● Stored entries
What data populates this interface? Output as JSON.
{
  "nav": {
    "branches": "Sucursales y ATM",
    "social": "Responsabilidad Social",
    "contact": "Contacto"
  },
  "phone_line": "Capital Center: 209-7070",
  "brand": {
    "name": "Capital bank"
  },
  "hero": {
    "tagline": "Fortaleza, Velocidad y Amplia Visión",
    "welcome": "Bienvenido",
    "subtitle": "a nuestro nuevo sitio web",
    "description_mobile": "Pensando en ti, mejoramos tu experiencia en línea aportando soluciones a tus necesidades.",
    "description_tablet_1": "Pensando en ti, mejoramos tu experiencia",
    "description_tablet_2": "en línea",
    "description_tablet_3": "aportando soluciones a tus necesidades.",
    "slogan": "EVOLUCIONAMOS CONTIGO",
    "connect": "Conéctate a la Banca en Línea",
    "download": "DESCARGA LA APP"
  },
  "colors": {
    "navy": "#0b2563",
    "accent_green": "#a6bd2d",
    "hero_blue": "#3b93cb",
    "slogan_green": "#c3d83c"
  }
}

● WRITTEN EXERCISE
Scan the material above for the string "aportando" and return the lines that hold it.

● EXPECTED ANSWER
    "description_mobile": "Pensando en ti, mejoramos tu experiencia en línea aportando soluciones a tus necesidades.",
    "description_tablet_3": "aportando soluciones a tus necesidades.",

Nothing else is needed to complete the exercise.